(Recorded data)

------------------------------

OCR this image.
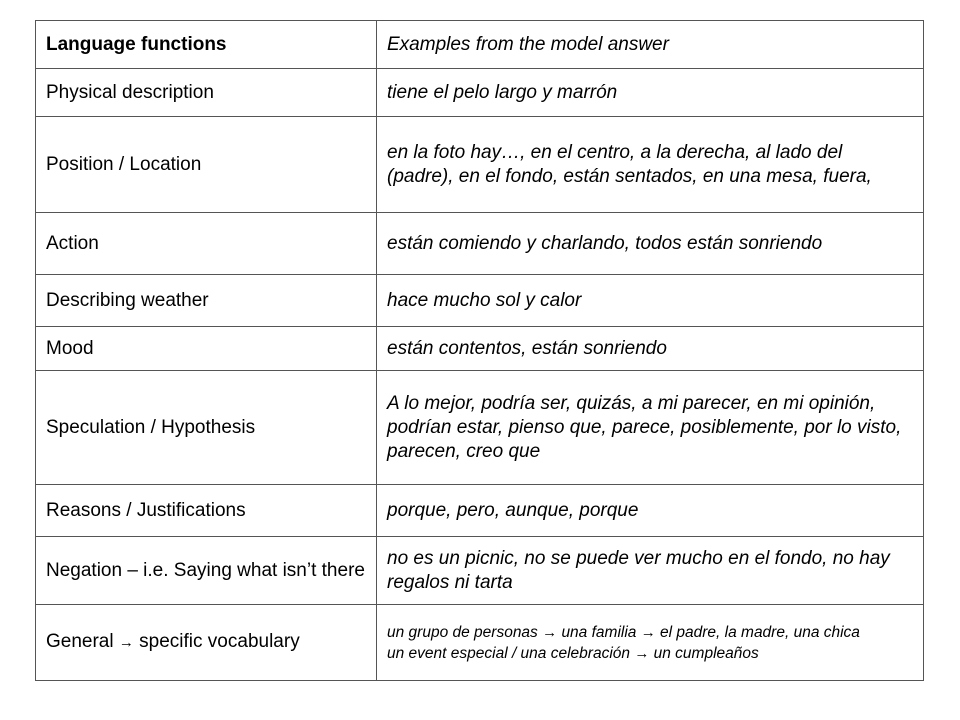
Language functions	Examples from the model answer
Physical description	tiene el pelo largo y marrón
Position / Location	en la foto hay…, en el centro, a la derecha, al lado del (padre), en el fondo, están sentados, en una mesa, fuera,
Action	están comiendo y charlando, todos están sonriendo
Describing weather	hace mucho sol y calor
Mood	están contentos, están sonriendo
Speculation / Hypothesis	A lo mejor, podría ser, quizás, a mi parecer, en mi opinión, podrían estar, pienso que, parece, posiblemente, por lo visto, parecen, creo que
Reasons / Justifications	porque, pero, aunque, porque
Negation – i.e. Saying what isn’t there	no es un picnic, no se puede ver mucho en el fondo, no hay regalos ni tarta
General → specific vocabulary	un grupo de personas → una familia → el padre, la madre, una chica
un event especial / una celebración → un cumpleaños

------------------------------

◆ STATED GOAL:
Identify every line above with the string "sonriendo" in it. Copy those lines.

◆ WRITTEN ANSWER:
Action	están comiendo y charlando, todos están sonriendo
Mood	están contentos, están sonriendo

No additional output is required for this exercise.